> Objective
Restate the entries below word for word, omitting nothing.

— START OF Provided records —

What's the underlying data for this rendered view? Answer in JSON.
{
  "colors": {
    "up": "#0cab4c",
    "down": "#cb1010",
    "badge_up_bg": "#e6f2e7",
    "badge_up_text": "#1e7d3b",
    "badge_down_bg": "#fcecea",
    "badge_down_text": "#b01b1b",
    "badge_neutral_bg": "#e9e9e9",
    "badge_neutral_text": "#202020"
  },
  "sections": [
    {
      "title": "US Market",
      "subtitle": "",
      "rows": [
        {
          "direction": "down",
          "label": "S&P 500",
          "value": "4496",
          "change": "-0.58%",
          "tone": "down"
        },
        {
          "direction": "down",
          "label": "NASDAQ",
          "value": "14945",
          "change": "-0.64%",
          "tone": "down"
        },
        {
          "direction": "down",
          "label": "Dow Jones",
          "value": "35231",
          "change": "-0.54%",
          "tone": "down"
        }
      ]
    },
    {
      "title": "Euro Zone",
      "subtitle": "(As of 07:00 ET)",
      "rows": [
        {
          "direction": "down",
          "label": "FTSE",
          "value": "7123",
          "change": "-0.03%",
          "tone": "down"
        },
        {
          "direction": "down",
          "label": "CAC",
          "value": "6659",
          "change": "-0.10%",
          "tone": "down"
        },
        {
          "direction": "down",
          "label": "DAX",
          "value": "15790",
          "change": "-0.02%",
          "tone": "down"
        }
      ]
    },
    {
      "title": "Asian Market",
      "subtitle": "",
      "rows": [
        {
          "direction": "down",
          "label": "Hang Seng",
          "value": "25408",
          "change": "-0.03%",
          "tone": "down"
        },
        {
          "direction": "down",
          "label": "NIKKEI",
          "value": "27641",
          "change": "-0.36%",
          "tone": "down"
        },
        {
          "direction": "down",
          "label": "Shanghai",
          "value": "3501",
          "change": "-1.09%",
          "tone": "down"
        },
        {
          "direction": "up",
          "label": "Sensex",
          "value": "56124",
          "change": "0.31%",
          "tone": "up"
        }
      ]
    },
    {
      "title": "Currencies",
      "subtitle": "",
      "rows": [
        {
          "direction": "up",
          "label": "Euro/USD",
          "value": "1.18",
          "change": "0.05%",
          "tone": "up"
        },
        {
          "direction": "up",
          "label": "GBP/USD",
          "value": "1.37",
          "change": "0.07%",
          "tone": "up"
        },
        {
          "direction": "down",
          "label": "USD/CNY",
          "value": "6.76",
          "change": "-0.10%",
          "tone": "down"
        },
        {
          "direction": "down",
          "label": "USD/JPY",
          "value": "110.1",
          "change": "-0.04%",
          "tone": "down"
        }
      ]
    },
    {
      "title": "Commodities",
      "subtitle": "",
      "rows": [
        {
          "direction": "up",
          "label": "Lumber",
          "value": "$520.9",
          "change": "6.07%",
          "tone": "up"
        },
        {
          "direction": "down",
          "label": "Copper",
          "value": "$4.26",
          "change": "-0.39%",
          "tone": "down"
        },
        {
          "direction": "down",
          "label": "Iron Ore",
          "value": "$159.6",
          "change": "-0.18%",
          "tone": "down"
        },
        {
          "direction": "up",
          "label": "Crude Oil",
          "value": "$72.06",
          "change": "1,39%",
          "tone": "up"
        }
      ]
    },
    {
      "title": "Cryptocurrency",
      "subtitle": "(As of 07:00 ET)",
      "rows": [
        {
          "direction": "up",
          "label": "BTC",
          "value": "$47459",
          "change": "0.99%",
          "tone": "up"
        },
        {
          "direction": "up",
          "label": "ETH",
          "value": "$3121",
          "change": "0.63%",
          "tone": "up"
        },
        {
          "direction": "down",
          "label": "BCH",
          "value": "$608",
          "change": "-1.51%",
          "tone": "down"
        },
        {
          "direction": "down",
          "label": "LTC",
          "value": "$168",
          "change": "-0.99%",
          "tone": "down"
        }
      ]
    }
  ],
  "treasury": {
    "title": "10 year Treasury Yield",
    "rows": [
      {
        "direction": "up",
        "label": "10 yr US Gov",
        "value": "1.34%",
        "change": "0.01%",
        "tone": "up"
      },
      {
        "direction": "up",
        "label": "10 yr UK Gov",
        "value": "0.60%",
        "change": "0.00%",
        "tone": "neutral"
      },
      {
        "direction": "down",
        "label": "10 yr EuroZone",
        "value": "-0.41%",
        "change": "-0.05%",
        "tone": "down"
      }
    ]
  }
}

— END OF Provided records —

> Output for this exercise
What's the underlying data for this rendered view? Answer in JSON.
{
  "colors": {
    "up": "#0cab4c",
    "down": "#cb1010",
    "badge_up_bg": "#e6f2e7",
    "badge_up_text": "#1e7d3b",
    "badge_down_bg": "#fcecea",
    "badge_down_text": "#b01b1b",
    "badge_neutral_bg": "#e9e9e9",
    "badge_neutral_text": "#202020"
  },
  "sections": [
    {
      "title": "US Market",
      "subtitle": "",
      "rows": [
        {
          "direction": "down",
          "label": "S&P 500",
          "value": "4496",
          "change": "-0.58%",
          "tone": "down"
        },
        {
          "direction": "down",
          "label": "NASDAQ",
          "value": "14945",
          "change": "-0.64%",
          "tone": "down"
        },
        {
          "direction": "down",
          "label": "Dow Jones",
          "value": "35231",
          "change": "-0.54%",
          "tone": "down"
        }
      ]
    },
    {
      "title": "Euro Zone",
      "subtitle": "(As of 07:00 ET)",
      "rows": [
        {
          "direction": "down",
          "label": "FTSE",
          "value": "7123",
          "change": "-0.03%",
          "tone": "down"
        },
        {
          "direction": "down",
          "label": "CAC",
          "value": "6659",
          "change": "-0.10%",
          "tone": "down"
        },
        {
          "direction": "down",
          "label": "DAX",
          "value": "15790",
          "change": "-0.02%",
          "tone": "down"
        }
      ]
    },
    {
      "title": "Asian Market",
      "subtitle": "",
      "rows": [
        {
          "direction": "down",
          "label": "Hang Seng",
          "value": "25408",
          "change": "-0.03%",
          "tone": "down"
        },
        {
          "direction": "down",
          "label": "NIKKEI",
          "value": "27641",
          "change": "-0.36%",
          "tone": "down"
        },
        {
          "direction": "down",
          "label": "Shanghai",
          "value": "3501",
          "change": "-1.09%",
          "tone": "down"
        },
        {
          "direction": "up",
          "label": "Sensex",
          "value": "56124",
          "change": "0.31%",
          "tone": "up"
        }
      ]
    },
    {
      "title": "Currencies",
      "subtitle": "",
      "rows": [
        {
          "direction": "up",
          "label": "Euro/USD",
          "value": "1.18",
          "change": "0.05%",
          "tone": "up"
        },
        {
          "direction": "up",
          "label": "GBP/USD",
          "value": "1.37",
          "change": "0.07%",
          "tone": "up"
        },
        {
          "direction": "down",
          "label": "USD/CNY",
          "value": "6.76",
          "change": "-0.10%",
          "tone": "down"
        },
        {
          "direction": "down",
          "label": "USD/JPY",
          "value": "110.1",
          "change": "-0.04%",
          "tone": "down"
        }
      ]
    },
    {
      "title": "Commodities",
      "subtitle": "",
      "rows": [
        {
          "direction": "up",
          "label": "Lumber",
          "value": "$520.9",
          "change": "6.07%",
          "tone": "up"
        },
        {
          "direction": "down",
          "label": "Copper",
          "value": "$4.26",
          "change": "-0.39%",
          "tone": "down"
        },
        {
          "direction": "down",
          "label": "Iron Ore",
          "value": "$159.6",
          "change": "-0.18%",
          "tone": "down"
        },
        {
          "direction": "up",
          "label": "Crude Oil",
          "value": "$72.06",
          "change": "1,39%",
          "tone": "up"
        }
      ]
    },
    {
      "title": "Cryptocurrency",
      "subtitle": "(As of 07:00 ET)",
      "rows": [
        {
          "direction": "up",
          "label": "BTC",
          "value": "$47459",
          "change": "0.99%",
          "tone": "up"
        },
        {
          "direction": "up",
          "label": "ETH",
          "value": "$3121",
          "change": "0.63%",
          "tone": "up"
        },
        {
          "direction": "down",
          "label": "BCH",
          "value": "$608",
          "change": "-1.51%",
          "tone": "down"
        },
        {
          "direction": "down",
          "label": "LTC",
          "value": "$168",
          "change": "-0.99%",
          "tone": "down"
        }
      ]
    }
  ],
  "treasury": {
    "title": "10 year Treasury Yield",
    "rows": [
      {
        "direction": "up",
        "label": "10 yr US Gov",
        "value": "1.34%",
        "change": "0.01%",
        "tone": "up"
      },
      {
        "direction": "up",
        "label": "10 yr UK Gov",
        "value": "0.60%",
        "change": "0.00%",
        "tone": "neutral"
      },
      {
        "direction": "down",
        "label": "10 yr EuroZone",
        "value": "-0.41%",
        "change": "-0.05%",
        "tone": "down"
      }
    ]
  }
}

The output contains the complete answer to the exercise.